— begin Provided data —
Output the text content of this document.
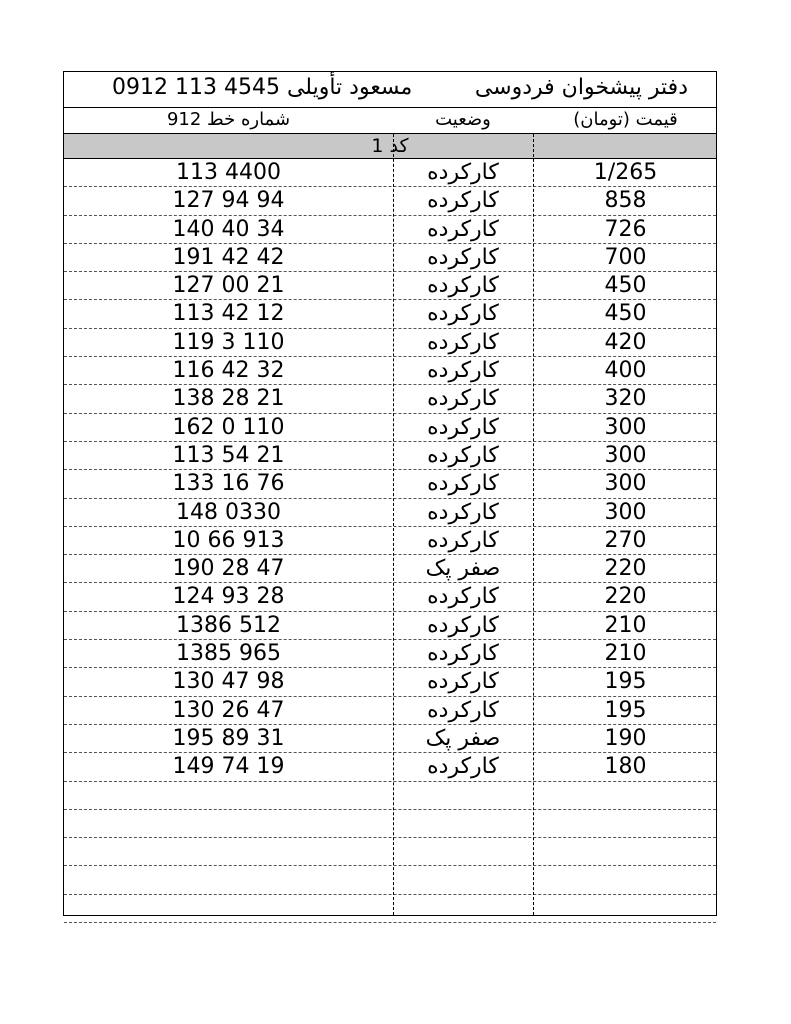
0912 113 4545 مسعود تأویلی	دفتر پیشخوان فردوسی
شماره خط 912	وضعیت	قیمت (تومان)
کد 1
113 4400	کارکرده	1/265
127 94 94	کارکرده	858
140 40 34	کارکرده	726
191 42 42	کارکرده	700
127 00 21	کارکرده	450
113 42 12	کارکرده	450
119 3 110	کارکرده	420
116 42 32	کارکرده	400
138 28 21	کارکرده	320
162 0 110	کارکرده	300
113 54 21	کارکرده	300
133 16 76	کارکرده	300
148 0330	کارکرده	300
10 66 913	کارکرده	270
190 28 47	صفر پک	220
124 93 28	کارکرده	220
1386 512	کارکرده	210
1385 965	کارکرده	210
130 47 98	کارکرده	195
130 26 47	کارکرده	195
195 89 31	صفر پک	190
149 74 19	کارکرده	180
— end Provided data —
— begin Provided data —
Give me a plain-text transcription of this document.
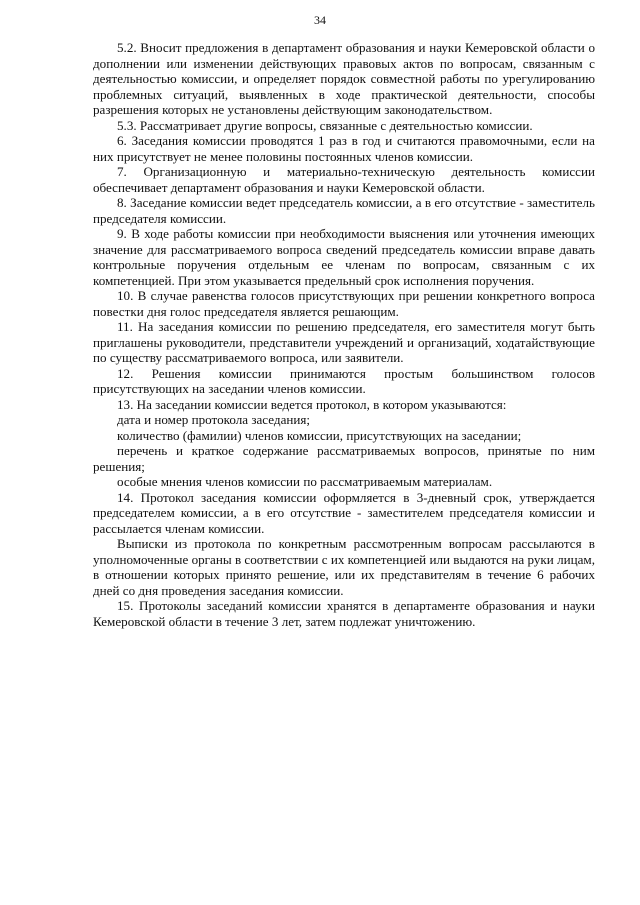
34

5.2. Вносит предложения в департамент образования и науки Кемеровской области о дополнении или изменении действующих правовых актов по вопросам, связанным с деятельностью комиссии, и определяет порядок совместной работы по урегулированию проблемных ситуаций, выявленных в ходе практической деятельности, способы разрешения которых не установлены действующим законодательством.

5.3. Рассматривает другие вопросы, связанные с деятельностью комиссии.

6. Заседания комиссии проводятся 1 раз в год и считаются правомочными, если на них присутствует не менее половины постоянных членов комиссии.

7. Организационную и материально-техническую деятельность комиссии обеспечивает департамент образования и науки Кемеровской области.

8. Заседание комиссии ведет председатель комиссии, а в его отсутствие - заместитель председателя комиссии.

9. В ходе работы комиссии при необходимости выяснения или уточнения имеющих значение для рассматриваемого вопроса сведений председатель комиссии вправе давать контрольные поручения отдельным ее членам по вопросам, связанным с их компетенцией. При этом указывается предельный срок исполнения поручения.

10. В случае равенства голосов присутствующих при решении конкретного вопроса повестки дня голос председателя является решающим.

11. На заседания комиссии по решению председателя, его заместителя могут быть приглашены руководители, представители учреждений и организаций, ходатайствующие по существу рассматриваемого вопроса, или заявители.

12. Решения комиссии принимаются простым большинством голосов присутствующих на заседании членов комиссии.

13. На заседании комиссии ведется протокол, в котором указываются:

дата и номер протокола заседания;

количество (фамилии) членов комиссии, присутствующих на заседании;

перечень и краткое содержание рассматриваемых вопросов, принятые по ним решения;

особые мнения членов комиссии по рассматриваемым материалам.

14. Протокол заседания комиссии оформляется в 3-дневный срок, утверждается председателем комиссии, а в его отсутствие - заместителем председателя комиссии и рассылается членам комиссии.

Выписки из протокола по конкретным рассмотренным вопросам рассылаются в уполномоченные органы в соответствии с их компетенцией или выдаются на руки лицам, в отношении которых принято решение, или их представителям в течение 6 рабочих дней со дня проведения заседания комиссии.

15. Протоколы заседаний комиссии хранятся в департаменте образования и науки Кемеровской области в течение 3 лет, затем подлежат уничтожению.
— end Provided data —
— begin Provided data —
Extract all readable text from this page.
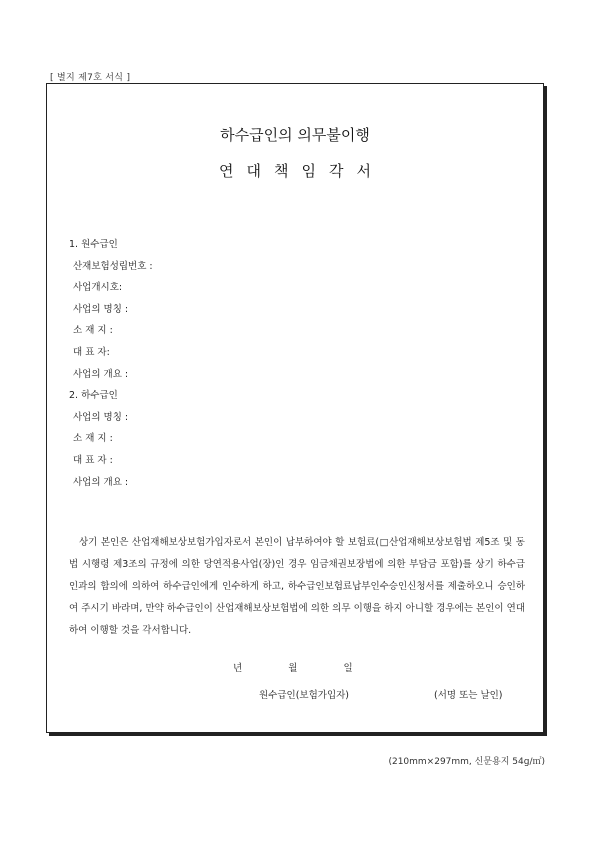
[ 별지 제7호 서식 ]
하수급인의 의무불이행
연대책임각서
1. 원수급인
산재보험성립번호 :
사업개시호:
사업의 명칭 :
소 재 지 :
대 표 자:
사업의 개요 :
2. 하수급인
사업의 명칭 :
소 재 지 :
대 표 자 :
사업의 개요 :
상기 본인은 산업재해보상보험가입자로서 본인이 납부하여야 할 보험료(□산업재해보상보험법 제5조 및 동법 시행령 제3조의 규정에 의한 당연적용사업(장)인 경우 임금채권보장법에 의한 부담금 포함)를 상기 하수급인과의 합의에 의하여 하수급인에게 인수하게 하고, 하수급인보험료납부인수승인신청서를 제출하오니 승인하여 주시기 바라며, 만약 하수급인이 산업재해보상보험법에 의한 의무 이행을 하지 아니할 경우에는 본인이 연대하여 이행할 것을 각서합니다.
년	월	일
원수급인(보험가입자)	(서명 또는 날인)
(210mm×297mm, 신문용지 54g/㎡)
— end Provided data —
Task to complete: Copy each line from the records above that includes the string "членов".

Worked solution:
6. Заседания комиссии проводятся 1 раз в год и считаются правомочными, если на них присутствует не менее половины постоянных членов комиссии.
12. Решения комиссии принимаются простым большинством голосов присутствующих на заседании членов комиссии.
количество (фамилии) членов комиссии, присутствующих на заседании;
особые мнения членов комиссии по рассматриваемым материалам.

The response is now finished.